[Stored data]
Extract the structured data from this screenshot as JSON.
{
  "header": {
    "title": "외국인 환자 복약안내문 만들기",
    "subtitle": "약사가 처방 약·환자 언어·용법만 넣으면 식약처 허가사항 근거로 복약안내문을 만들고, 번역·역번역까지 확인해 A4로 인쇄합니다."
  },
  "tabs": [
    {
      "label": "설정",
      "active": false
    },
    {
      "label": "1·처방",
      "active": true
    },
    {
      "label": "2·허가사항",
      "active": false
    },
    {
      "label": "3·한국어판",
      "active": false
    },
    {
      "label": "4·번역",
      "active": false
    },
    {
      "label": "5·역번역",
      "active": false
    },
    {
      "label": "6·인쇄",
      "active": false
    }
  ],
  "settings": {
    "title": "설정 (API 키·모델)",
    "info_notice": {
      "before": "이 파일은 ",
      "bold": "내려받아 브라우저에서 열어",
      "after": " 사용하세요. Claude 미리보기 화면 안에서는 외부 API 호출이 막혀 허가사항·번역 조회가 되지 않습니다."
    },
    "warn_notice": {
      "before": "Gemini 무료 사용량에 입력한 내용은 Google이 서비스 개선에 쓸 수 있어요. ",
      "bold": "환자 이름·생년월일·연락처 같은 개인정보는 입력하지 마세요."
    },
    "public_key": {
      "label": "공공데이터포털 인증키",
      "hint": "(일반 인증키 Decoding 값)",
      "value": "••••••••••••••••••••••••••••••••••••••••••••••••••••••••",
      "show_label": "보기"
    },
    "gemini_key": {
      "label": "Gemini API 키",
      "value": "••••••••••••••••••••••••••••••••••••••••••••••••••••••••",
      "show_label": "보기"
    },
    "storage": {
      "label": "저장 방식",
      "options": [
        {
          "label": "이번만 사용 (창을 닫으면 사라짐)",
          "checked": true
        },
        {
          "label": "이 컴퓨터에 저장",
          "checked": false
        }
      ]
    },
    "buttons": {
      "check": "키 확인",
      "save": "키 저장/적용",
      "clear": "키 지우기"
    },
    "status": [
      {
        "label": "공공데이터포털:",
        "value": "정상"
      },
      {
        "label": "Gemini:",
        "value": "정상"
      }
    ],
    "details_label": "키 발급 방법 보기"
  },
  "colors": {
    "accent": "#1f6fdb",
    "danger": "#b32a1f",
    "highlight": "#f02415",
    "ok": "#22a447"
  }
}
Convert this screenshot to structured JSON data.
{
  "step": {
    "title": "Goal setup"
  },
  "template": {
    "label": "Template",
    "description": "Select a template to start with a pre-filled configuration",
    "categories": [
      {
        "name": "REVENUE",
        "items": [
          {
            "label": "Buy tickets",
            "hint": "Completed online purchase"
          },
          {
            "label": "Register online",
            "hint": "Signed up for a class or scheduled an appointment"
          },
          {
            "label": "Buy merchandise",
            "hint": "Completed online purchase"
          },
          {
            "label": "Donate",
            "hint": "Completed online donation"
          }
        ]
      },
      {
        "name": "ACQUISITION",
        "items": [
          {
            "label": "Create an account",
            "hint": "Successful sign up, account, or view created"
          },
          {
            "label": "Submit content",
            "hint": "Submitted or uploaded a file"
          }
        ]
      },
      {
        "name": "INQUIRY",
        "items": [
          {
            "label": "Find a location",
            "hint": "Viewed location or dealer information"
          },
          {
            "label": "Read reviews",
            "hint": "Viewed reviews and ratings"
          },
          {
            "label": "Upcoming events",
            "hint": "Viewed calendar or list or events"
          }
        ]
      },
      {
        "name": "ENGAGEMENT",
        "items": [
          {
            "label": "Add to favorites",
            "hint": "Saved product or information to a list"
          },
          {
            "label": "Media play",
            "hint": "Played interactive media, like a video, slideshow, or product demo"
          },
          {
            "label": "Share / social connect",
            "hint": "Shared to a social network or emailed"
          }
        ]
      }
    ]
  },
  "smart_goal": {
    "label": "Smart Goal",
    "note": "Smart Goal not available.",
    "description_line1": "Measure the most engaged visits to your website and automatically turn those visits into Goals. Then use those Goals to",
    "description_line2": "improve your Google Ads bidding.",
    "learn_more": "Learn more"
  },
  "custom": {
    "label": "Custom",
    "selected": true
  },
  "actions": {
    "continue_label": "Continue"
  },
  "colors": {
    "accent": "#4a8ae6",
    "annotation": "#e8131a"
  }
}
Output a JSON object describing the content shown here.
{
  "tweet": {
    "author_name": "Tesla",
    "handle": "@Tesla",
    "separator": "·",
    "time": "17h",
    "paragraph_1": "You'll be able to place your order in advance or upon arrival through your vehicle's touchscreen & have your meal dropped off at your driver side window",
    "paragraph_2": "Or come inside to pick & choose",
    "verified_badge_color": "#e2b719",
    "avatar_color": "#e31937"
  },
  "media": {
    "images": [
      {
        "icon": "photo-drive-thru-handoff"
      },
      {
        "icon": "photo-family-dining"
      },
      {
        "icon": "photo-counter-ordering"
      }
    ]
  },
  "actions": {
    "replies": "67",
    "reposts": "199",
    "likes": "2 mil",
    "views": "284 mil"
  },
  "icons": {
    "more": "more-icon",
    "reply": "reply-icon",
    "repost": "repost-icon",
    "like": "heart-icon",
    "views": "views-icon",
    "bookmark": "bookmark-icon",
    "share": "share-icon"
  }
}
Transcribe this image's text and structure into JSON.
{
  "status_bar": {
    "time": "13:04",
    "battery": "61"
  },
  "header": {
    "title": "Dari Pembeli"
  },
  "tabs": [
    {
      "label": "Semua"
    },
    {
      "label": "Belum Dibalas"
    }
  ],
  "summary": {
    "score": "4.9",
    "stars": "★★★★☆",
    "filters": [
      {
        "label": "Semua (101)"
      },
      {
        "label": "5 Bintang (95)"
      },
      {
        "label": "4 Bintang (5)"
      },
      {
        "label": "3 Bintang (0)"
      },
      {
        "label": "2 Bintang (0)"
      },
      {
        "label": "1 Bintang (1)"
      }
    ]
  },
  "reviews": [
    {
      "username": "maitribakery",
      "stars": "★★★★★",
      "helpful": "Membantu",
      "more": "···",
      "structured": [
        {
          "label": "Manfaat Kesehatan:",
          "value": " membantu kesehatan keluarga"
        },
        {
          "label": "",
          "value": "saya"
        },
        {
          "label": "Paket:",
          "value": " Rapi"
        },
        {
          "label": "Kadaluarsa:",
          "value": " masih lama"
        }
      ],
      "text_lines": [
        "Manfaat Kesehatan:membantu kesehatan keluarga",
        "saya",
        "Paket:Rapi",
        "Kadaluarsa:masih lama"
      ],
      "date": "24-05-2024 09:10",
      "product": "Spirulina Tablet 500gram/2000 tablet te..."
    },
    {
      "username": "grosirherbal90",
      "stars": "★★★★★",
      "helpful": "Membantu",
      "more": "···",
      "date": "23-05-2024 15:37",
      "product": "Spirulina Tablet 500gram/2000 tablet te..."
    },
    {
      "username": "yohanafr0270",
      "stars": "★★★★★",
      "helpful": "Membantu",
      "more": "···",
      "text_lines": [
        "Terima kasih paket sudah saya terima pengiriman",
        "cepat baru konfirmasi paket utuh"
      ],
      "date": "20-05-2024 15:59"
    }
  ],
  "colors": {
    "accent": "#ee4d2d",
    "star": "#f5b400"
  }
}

[What needs to be done] Find every line in the listing that holds the string "events", then say how many there are as a bare number.

[Result] 2